Reading text:
"""

The Gazette recently sat down with Harvard Executive Vice President Katie Lapp and Chief Financial Officer and Vice President for Finance Thomas Hollister to talk about the University’s $5 billion budget and the 2018 fiscal year that concluded June 30.

Highlights of the budget year included higher-than-expected revenue from continuing education and non-federal research grants, as well as higher-than-expected contributions, through The Harvard Campaign, to current giving, which goes into the annual budget for areas like financial aid. Harvard ended the year with a surplus, which the University’s top financial officers credited to budgetary discipline and better-than-anticipated revenue in some key areas.

Lapp and Hollister praised the commitment to budget discipline by President Larry Bacow and the budgetary reforms installed under previous President Drew Faust. They also discussed the challenging higher-education landscape and cited Bacow, who in his inaugural address early this month said that universities have “been great at doing more with more,” but cautioned that in the future “we may have to do more with less.”

Q&A

Katie Lapp and Thomas Hollister

GAZETTE: The annual financial report looks back at the fiscal year that concluded June 30. What was the story of the year?

HOLLISTER: I would say this past year was a solid performance, with a surplus of $196 million and endowment returns of 10 percent.

GAZETTE: What factors led to the surplus?

HOLLISTER: The first thing I would highlight is careful expense management, across the entire University. Expenses grew year over year a little bit under 3 percent, which is important in this context because our sources of revenue were constrained. The endowment payout increase year to year was only 2 percent, federal funding was up only 1 percent, and net revenue from degree program tuition was up 3 percent. Those are slow growth rates for almost two-thirds of our academic and research revenues.

Then we had two or three areas that are harder to predict, and happily, at least this year, had good results. The first would be current giving, at $467 million, which was a record; nonfederal research funding increased 8 percent; and executive and continuing education grew 12 percent.

GAZETTE: How about financial aid? Obviously that’s an important priority for the University. How did that do?

"""

Required task A: Name every person mentioned in the Harvard budget interview.
Required task B: According to the Harvard budget interview, how much current giving did the University receive, a record amount?
The listing that comes next is separate material, unrelated to the Harvard budget interview.

Listing:

"""

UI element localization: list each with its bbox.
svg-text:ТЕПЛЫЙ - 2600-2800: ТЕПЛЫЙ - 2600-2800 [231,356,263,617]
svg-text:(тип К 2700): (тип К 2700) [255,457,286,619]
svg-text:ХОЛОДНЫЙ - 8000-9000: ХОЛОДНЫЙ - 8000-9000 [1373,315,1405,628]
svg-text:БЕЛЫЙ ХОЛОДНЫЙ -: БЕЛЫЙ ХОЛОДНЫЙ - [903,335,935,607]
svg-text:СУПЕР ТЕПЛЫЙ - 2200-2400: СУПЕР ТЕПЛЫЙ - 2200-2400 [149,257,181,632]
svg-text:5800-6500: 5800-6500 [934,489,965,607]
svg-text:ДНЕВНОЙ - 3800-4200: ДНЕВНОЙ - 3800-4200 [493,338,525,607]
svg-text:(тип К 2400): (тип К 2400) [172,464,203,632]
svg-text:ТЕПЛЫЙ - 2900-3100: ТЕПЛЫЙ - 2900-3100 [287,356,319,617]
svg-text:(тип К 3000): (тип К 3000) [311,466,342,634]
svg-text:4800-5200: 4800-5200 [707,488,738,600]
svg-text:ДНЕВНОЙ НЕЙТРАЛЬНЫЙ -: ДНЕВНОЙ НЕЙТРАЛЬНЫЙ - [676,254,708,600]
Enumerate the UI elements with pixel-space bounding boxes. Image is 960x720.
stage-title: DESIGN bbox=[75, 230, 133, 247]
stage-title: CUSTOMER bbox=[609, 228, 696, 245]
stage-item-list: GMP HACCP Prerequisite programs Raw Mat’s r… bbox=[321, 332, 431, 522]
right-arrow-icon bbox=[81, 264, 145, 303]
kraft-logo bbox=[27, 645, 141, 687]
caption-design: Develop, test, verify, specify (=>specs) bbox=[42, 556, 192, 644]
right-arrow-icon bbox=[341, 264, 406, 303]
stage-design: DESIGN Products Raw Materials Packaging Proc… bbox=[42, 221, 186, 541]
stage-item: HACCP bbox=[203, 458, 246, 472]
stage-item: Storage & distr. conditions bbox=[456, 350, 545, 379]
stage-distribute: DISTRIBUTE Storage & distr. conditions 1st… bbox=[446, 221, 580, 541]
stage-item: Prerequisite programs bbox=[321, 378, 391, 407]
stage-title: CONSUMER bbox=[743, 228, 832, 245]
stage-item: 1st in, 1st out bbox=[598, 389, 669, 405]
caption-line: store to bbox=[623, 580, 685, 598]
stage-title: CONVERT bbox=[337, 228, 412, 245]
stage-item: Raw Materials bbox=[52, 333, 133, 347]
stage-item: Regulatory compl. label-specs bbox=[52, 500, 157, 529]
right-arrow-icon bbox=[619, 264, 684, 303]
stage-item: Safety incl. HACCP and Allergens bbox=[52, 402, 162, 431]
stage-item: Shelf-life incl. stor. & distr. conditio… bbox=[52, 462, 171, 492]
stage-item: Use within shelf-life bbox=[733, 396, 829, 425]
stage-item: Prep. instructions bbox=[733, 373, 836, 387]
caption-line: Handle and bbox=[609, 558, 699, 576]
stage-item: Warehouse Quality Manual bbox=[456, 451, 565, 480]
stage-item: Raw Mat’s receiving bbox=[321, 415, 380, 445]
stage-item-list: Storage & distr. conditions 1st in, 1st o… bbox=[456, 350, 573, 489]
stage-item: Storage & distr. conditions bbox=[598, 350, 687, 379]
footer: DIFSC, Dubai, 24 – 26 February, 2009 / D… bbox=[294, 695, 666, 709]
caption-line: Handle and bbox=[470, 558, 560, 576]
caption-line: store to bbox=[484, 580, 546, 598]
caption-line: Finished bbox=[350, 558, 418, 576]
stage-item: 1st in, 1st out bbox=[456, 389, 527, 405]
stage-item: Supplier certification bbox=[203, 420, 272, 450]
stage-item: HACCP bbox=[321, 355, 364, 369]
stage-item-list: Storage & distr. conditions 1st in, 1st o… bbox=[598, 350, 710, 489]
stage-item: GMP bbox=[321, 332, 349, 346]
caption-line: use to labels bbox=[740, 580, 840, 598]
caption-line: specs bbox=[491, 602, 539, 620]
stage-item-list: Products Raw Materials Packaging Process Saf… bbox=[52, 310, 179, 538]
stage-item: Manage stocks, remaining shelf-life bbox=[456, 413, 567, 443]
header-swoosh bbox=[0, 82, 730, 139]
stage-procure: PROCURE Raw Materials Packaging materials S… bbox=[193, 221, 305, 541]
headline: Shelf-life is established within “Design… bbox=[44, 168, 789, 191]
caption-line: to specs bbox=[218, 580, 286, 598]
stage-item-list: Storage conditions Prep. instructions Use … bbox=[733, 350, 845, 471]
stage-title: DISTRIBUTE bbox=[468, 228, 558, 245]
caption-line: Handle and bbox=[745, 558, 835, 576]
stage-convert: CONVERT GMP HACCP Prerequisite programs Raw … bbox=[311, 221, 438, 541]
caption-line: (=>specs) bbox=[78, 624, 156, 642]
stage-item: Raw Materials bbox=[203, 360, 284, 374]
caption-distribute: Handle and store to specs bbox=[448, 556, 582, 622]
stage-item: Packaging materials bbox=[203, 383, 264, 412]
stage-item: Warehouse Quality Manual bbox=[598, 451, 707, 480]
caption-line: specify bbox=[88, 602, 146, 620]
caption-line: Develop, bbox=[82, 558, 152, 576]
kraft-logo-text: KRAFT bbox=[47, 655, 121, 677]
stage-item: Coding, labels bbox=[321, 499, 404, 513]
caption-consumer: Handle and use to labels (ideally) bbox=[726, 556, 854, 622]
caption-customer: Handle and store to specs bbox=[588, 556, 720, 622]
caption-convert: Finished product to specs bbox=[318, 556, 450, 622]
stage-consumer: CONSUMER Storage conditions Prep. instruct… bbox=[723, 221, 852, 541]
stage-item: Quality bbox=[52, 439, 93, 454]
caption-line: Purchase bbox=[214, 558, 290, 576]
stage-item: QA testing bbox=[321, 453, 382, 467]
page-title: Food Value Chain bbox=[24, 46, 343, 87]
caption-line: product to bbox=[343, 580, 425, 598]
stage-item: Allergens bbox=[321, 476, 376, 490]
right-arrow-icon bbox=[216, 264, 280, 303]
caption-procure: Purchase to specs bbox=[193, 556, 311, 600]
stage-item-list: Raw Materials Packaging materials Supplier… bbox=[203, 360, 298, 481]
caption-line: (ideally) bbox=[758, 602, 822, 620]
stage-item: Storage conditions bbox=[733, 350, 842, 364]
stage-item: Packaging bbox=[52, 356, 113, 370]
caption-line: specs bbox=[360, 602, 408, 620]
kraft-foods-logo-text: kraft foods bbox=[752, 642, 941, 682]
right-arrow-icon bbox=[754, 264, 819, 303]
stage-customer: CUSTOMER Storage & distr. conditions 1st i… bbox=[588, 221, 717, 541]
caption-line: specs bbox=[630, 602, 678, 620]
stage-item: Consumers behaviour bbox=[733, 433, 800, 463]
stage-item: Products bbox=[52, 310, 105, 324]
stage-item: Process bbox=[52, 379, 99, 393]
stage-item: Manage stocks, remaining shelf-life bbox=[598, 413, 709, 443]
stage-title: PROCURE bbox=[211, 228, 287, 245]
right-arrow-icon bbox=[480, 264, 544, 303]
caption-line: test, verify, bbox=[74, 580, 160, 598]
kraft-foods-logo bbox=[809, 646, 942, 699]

"""

Expected output A: Katie Lapp, Thomas Hollister, Larry Bacow, Drew Faust

Expected output B: $467 million